● Given exercise
In the material below, the lines containing the word "majmuk" are required; copy each of them.

Extracted data entries
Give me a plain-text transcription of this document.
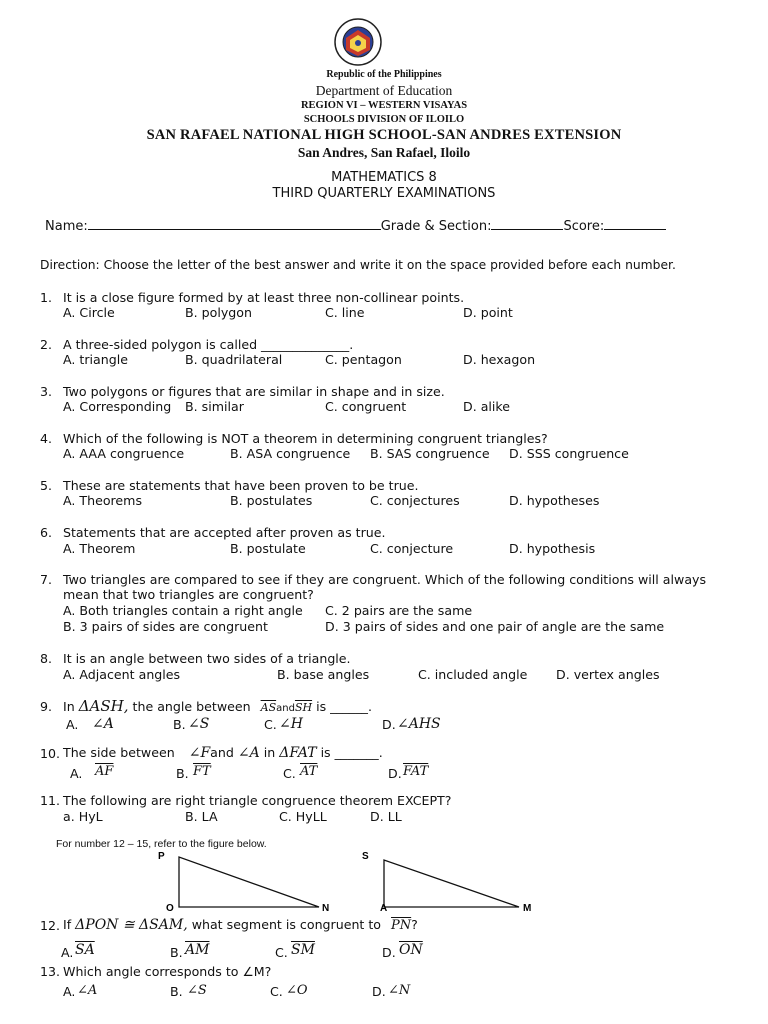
Republic of the Philippines
Department of Education
REGION VI – WESTERN VISAYAS
SCHOOLS DIVISION OF ILOILO
SAN RAFAEL NATIONAL HIGH SCHOOL-SAN ANDRES EXTENSION
San Andres, San Rafael, Iloilo
MATHEMATICS 8
THIRD QUARTERLY EXAMINATIONS
Name:	Grade & Section:	Score:
Direction: Choose the letter of the best answer and write it on the space provided before each number.
1. It is a close figure formed by at least three non-collinear points.
A. Circle	B. polygon	C. line	D. point
2. A three-sided polygon is called ______________.
A. triangle	B. quadrilateral	C. pentagon	D. hexagon
3. Two polygons or figures that are similar in shape and in size.
A. Corresponding B. similar	C. congruent	D. alike
4. Which of the following is NOT a theorem in determining congruent triangles?
A. AAA congruence	B. ASA congruence B. SAS congruence D. SSS congruence
5. These are statements that have been proven to be true.
A. Theorems	B. postulates	C. conjectures	D. hypotheses
6. Statements that are accepted after proven as true.
A. Theorem	B. postulate	C. conjecture	D. hypothesis
7. Two triangles are compared to see if they are congruent. Which of the following conditions will always
mean that two triangles are congruent?
A. Both triangles contain a right angle C. 2 pairs are the same
B. 3 pairs of sides are congruent	D. 3 pairs of sides and one pair of angle are the same
8. It is an angle between two sides of a triangle.
A. Adjacent angles	B. base angles	C. included angle D. vertex angles
9. In ΔASH, the angle between $\overline{AS}and\overline{SH}$ is ______.
A. ∠A	B. ∠S	C. ∠H	D. ∠AHS
10. The side between ∠Fand ∠A in ΔFAT is _______.
A. $\overline{AF}$	B. $\overline{FT}$	C. $\overline{AT}$	D. $\overline{FAT}$
11. The following are right triangle congruence theorem EXCEPT?
a. HyL	B. LA	C. HyLL	D. LL
For number 12 – 15, refer to the figure below.
P
O	N
S
A	M
12. If ΔPON ≅ ΔSAM, what segment is congruent to $\overline{PN}$?
A. $\overline{SA}$	B. $\overline{AM}$	C. $\overline{SM}$	D. $\overline{ON}$
13. Which angle corresponds to ∠M?
A. ∠A	B. ∠S	C. ∠O	D. ∠N
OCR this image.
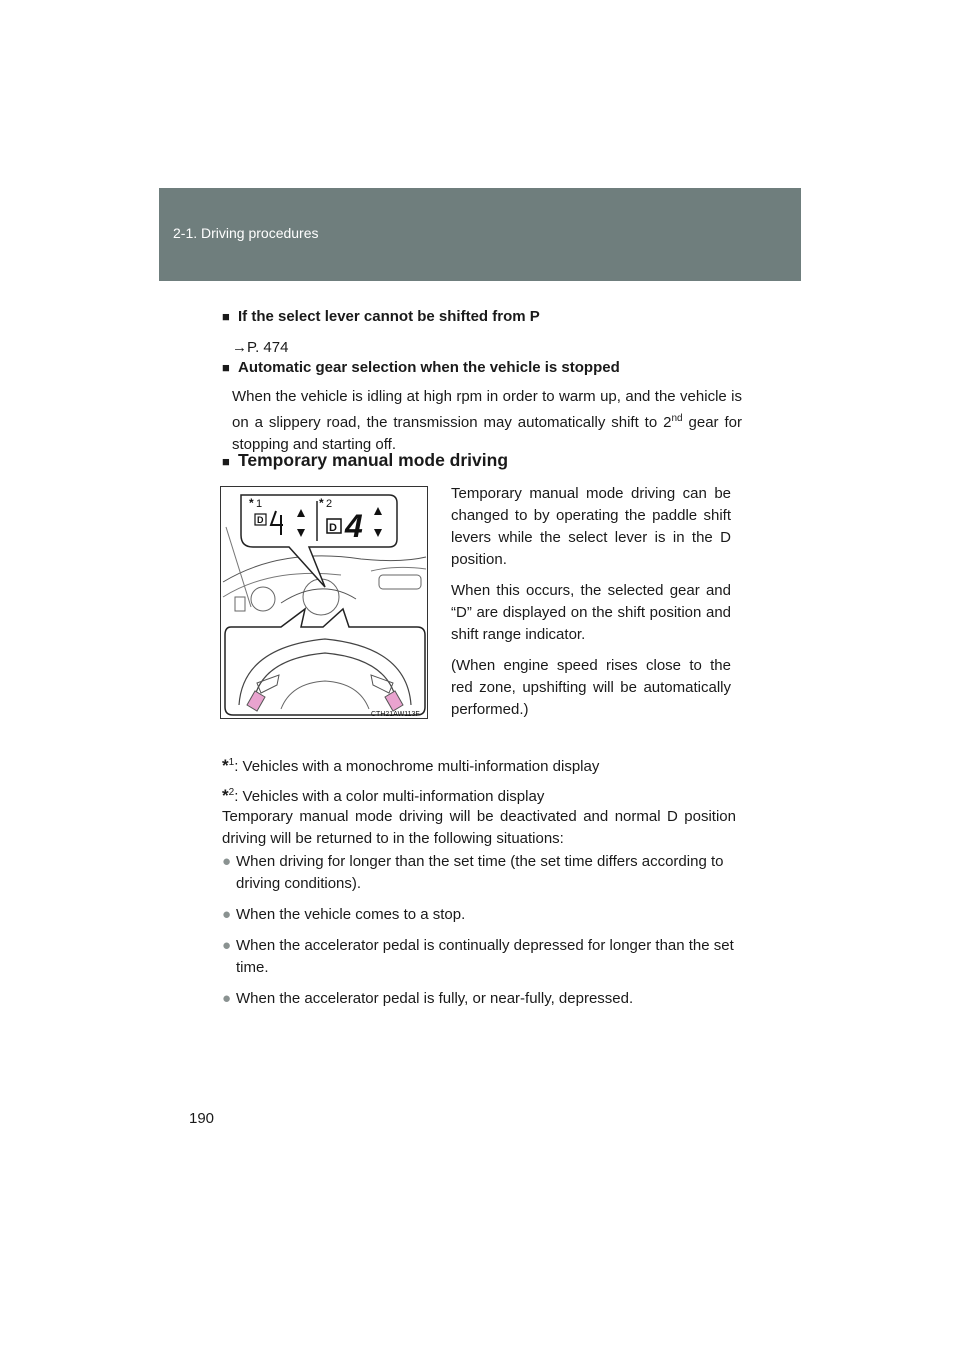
2-1. Driving procedures
■ If the select lever cannot be shifted from P
→P. 474
■ Automatic gear selection when the vehicle is stopped
When the vehicle is idling at high rpm in order to warm up, and the vehicle is on a slippery road, the transmission may automatically shift to 2nd gear for stopping and starting off.
■ Temporary manual mode driving
D
D 4
* 1	* 2
CTH21AW113F

Temporary manual mode driving can be changed to by operating the paddle shift levers while the select lever is in the D position.

When this occurs, the selected gear and “D” are displayed on the shift position and shift range indicator.

(When engine speed rises close to the red zone, upshifting will be automatically performed.)

*$^1$: Vehicles with a monochrome multi-information display
*$^2$: Vehicles with a color multi-information display
Temporary manual mode driving will be deactivated and normal D position driving will be returned to in the following situations:
● When driving for longer than the set time (the set time differs according to driving conditions).
● When the vehicle comes to a stop.
● When the accelerator pedal is continually depressed for longer than the set time.
● When the accelerator pedal is fully, or near-fully, depressed.
190
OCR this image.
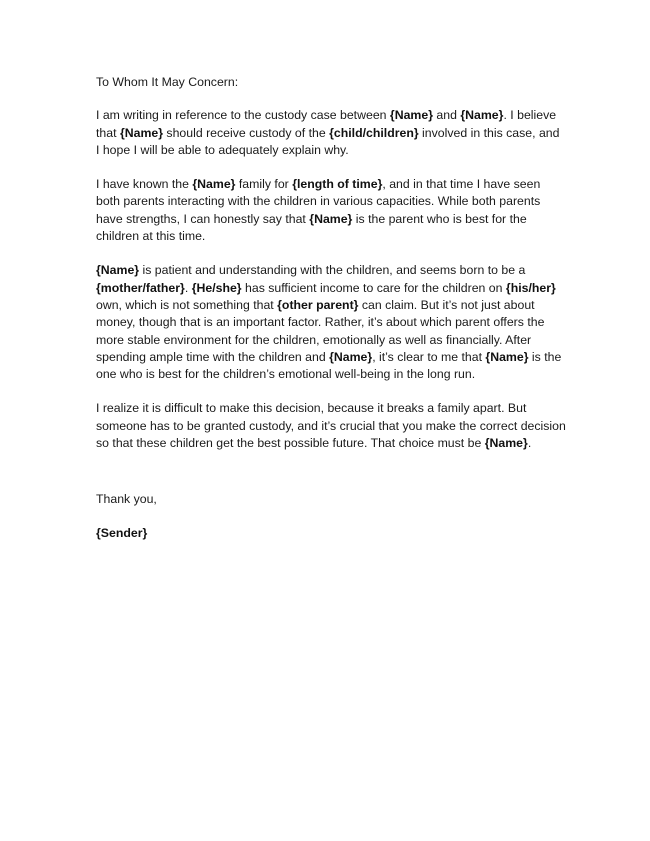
To Whom It May Concern:

I am writing in reference to the custody case between {Name} and {Name}. I believe that {Name} should receive custody of the {child/children} involved in this case, and I hope I will be able to adequately explain why.

I have known the {Name} family for {length of time}, and in that time I have seen both parents interacting with the children in various capacities. While both parents have strengths, I can honestly say that {Name} is the parent who is best for the children at this time.

{Name} is patient and understanding with the children, and seems born to be a {mother/father}. {He/she} has sufficient income to care for the children on {his/her} own, which is not something that {other parent} can claim. But it’s not just about money, though that is an important factor. Rather, it’s about which parent offers the more stable environment for the children, emotionally as well as financially. After spending ample time with the children and {Name}, it’s clear to me that {Name} is the one who is best for the children’s emotional well-being in the long run.

I realize it is difficult to make this decision, because it breaks a family apart. But someone has to be granted custody, and it’s crucial that you make the correct decision so that these children get the best possible future. That choice must be {Name}.

Thank you,

{Sender}
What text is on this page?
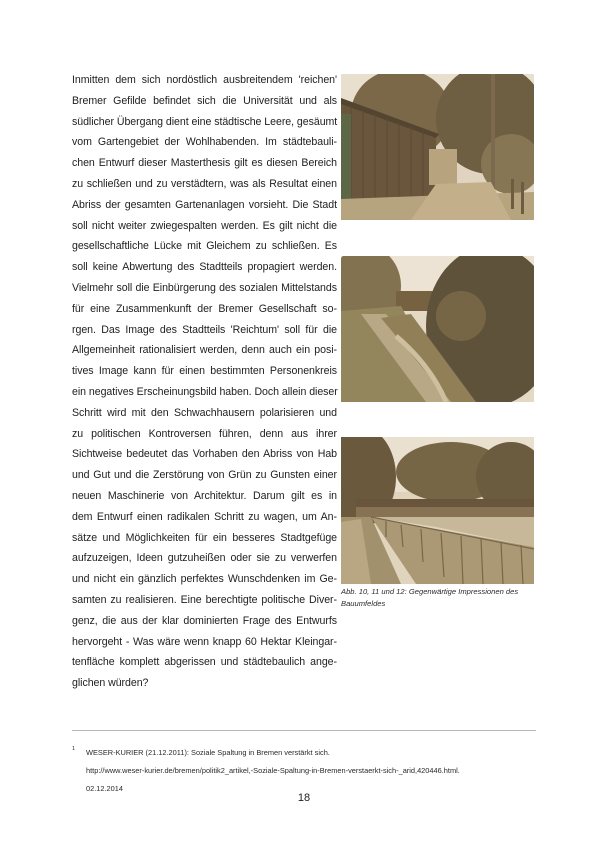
Inmitten dem sich nordöstlich ausbreitendem 'reichen'
Bremer Gefilde befindet sich die Universität und als
südlicher Übergang dient eine städtische Leere, gesäumt
vom Gartengebiet der Wohlhabenden. Im städtebauli-
chen Entwurf dieser Masterthesis gilt es diesen Bereich
zu schließen und zu verstädtern, was als Resultat einen
Abriss der gesamten Gartenanlagen vorsieht. Die Stadt
soll nicht weiter zwiegespalten werden. Es gilt nicht die
gesellschaftliche Lücke mit Gleichem zu schließen. Es
soll keine Abwertung des Stadtteils propagiert werden.
Vielmehr soll die Einbürgerung des sozialen Mittelstands
für eine Zusammenkunft der Bremer Gesellschaft so-
rgen. Das Image des Stadtteils 'Reichtum' soll für die
Allgemeinheit rationalisiert werden, denn auch ein posi-
tives Image kann für einen bestimmten Personenkreis
ein negatives Erscheinungsbild haben. Doch allein dieser
Schritt wird mit den Schwachhausern polarisieren und
zu politischen Kontroversen führen, denn aus ihrer
Sichtweise bedeutet das Vorhaben den Abriss von Hab
und Gut und die Zerstörung von Grün zu Gunsten einer
neuen Maschinerie von Architektur. Darum gilt es in
dem Entwurf einen radikalen Schritt zu wagen, um An-
sätze und Möglichkeiten für ein besseres Stadtgefüge
aufzuzeigen, Ideen gutzuheißen oder sie zu verwerfen
und nicht ein gänzlich perfektes Wunschdenken im Ge-
samten zu realisieren. Eine berechtigte politische Diver-
genz, die aus der klar dominierten Frage des Entwurfs
hervorgeht - Was wäre wenn knapp 60 Hektar Kleingar-
tenfläche komplett abgerissen und städtebaulich ange-
glichen würden?
Abb. 10, 11 und 12: Gegenwärtige Impressionen des Bauumfeldes
1	WESER-KURIER (21.12.2011): Soziale Spaltung in Bremen verstärkt sich.
http://www.weser-kurier.de/bremen/politik2_artikel,-Soziale-Spaltung-in-Bremen-verstaerkt-sich-_arid,420446.html.
02.12.2014
18
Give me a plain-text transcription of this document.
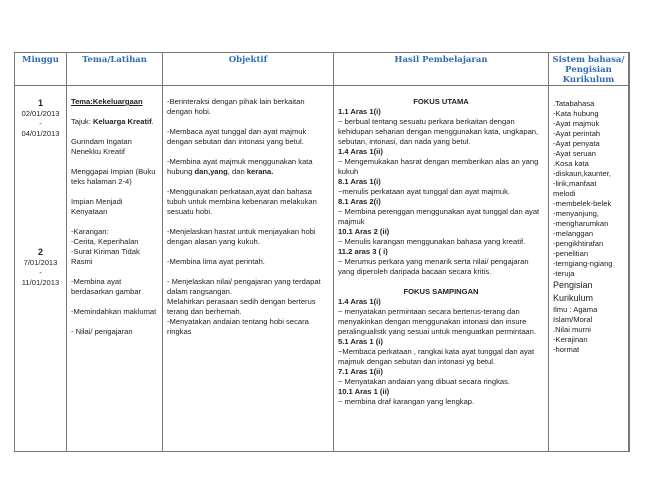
Minggu
1
02/01/2013
-
04/01/2013
2
7/01/2013
-
11/01/2013
Tema/Latihan
Tema:Kekeluargaan
Tajuk: Keluarga Kreatif.
Gurindam Ingatan Nenekku Kreatif
Menggapai Impian (Buku teks halaman 2-4)
Impian Menjadi Kenyataan
-Karangan:
-Cerita, Keperihalan
-Surat Kiriman Tidak Rasmi
-Membina ayat
berdasarkan gambar
-Memindahkan maklumat
- Nilai/ pengajaran
Objektif
-Berinteraksi dengan pihak lain berkaitan dengan hobi.
-Membaca ayat tunggal dan ayat majmuk dengan sebutan dan intonasi yang betul.
-Membina ayat majmuk menggunakan kata hubung dan,yang, dan kerana.
-Menggunakan perkataan,ayat dan bahasa tubuh untuk membina kebenaran melakukan sesuatu hobi.
-Menjelaskan hasrat untuk menjayakan hobi dengan alasan yang kukuh.
-Membina lima ayat perintah.
- Menjelaskan nilai/ pengajaran yang terdapat dalam rangsangan.
Melahirkan perasaan sedih dengan berterus terang dan berhemah.
-Menyatakan andaian tentang hobi secara ringkas
Hasil Pembelajaran
FOKUS UTAMA
1.1 Aras 1(i)
~ berbual tentang sesuatu perkara berkaitan dengan kehidupan seharian dengan menggunakan kata, ungkapan, sebutan, intonasi, dan nada yang betul.
1.4 Aras 1(ii)
~ Mengemukakan hasrat dengan memberikan alas an yang kukuh
8.1 Aras 1(i)
~menulis perkataan ayat tunggal dan ayat majmuk.
8.1 Aras 2(i)
~ Membina perenggan menggunakan ayat tunggal dan ayat majmuk
10.1 Aras 2 (ii)
~ Menulis karangan menggunakan bahasa yang kreatif.
11.2 aras 3 ( i)
~ Merumus perkara yang menarik serta nilai/ pengajaran yang diperoleh daripada bacaan secara kritis.
FOKUS SAMPINGAN
1.4 Aras 1(i)
~ menyatakan permintaan secara berterus-terang dan menyakinkan dengan menggunakan intonasi dan insure peralingualistk yang sesuai untuk menguatkan permintaan.
5.1 Aras 1 (i)
~Membaca perkataan , rangkai kata ayat tunggal dan ayat majmuk dengan sebutan dan intonasi yg betul.
7.1 Aras 1(ii)
~ Menyatakan andaian yang dibuat secara ringkas.
10.1 Aras 1 (ii)
~ membina draf karangan yang lengkap.
Sistem bahasa/ Pengisian Kurikulum
.Tatabahasa
-Kata hubung
-Ayat majmuk
-Ayat perintah
-Ayat penyata
-Ayat seruan
.Kosa kata
-diskaun,kaunter,
-lirik,manfaat
melodi
-membelek-belek
-menyanjung,
-mengharumkan
-melanggan
-pengikhtirafan
-penelitian
-terngiang-ngiang
-teruja
Pengisian
Kurikulum
Ilmu : Agama
Islam/Moral
.Nilai murni
-Kerajinan
-hormat
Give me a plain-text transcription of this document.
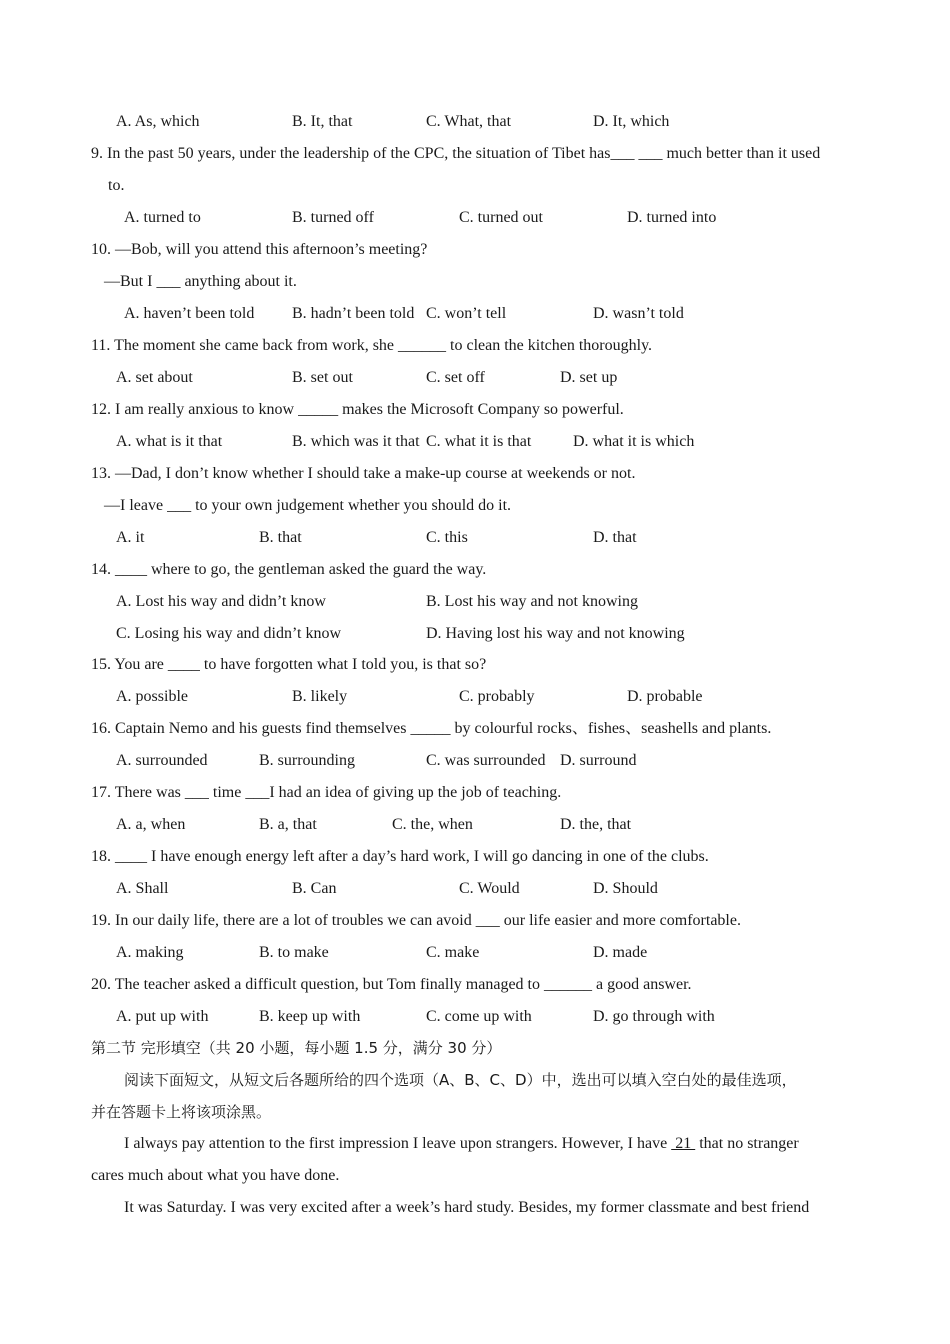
A. As, which	B. It, that	C. What, that	D. It, which
9. In the past 50 years, under the leadership of the CPC, the situation of Tibet has___ ___ much better than it used
to.
A. turned to	B. turned off	C. turned out	D. turned into
10. —Bob, will you attend this afternoon’s meeting?
—But I ___ anything about it.
A. haven’t been told B. hadn’t been told C. won’t tell	D. wasn’t told
11. The moment she came back from work, she ______ to clean the kitchen thoroughly.
A. set about	B. set out	C. set off	D. set up
12. I am really anxious to know _____ makes the Microsoft Company so powerful.
A. what is it that	B. which was it that C. what it is that	D. what it is which
13. —Dad, I don’t know whether I should take a make-up course at weekends or not.
—I leave ___ to your own judgement whether you should do it.
A. it	B. that	C. this	D. that
14. ____ where to go, the gentleman asked the guard the way.
A. Lost his way and didn’t know	B. Lost his way and not knowing
C. Losing his way and didn’t know	D. Having lost his way and not knowing
15. You are ____ to have forgotten what I told you, is that so?
A. possible	B. likely	C. probably	D. probable
16. Captain Nemo and his guests find themselves _____ by colourful rocks、fishes、seashells and plants.
A. surrounded	B. surrounding	C. was surrounded D. surround
17. There was ___ time ___I had an idea of giving up the job of teaching.
A. a, when	B. a, that	C. the, when	D. the, that
18. ____ I have enough energy left after a day’s hard work, I will go dancing in one of the clubs.
A. Shall	B. Can	C. Would	D. Should
19. In our daily life, there are a lot of troubles we can avoid ___ our life easier and more comfortable.
A. making	B. to make	C. make	D. made
20. The teacher asked a difficult question, but Tom finally managed to ______ a good answer.
A. put up with	B. keep up with	C. come up with	D. go through with
第二节 完形填空（共 20 小题，每小题 1.5 分，满分 30 分）
阅读下面短文，从短文后各题所给的四个选项（A、B、C、D）中，选出可以填入空白处的最佳选项，
并在答题卡上将该项涂黑。
I always pay attention to the first impression I leave upon strangers. However, I have  21  that no stranger
cares much about what you have done.
It was Saturday. I was very excited after a week’s hard study. Besides, my former classmate and best friend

● Exercise answer
-Membaca ayat tunggal dan ayat majmuk dengan sebutan dan intonasi yang betul.
-Membina ayat majmuk menggunakan kata hubung dan,yang, dan kerana.
~menulis perkataan ayat tunggal dan ayat majmuk.
~ Membina perenggan menggunakan ayat tunggal dan ayat majmuk
~Membaca perkataan , rangkai kata ayat tunggal dan ayat majmuk dengan sebutan dan intonasi yg betul.
-Ayat majmuk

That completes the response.